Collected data
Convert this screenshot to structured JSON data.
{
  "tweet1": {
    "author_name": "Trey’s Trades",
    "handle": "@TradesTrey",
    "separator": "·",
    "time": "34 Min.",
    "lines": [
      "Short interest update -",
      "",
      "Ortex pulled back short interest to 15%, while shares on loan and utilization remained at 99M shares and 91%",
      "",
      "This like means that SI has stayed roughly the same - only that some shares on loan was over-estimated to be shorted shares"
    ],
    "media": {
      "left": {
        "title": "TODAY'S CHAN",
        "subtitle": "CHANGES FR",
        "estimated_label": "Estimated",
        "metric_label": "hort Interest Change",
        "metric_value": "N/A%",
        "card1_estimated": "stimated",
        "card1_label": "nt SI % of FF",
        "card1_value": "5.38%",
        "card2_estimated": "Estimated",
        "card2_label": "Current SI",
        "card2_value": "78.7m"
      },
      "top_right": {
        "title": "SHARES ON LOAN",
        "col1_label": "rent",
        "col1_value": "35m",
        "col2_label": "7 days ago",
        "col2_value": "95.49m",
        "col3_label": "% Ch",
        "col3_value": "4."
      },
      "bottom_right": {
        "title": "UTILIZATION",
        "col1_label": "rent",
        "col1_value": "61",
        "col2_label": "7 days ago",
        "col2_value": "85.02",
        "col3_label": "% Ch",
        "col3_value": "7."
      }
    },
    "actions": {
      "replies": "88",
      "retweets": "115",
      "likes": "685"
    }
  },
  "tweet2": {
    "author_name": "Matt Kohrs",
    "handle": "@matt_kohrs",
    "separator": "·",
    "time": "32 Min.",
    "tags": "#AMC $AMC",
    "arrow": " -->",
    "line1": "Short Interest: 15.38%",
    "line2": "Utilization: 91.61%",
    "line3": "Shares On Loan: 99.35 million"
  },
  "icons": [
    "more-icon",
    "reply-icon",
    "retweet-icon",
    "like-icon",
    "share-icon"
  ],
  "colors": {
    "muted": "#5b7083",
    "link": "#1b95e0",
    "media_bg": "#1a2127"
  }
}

* DESCRIPTION OF THE TASK:
Go through the material above and count the lines that contain "handle"; give that number alone.

* ANSWER FOR THE TASK:
2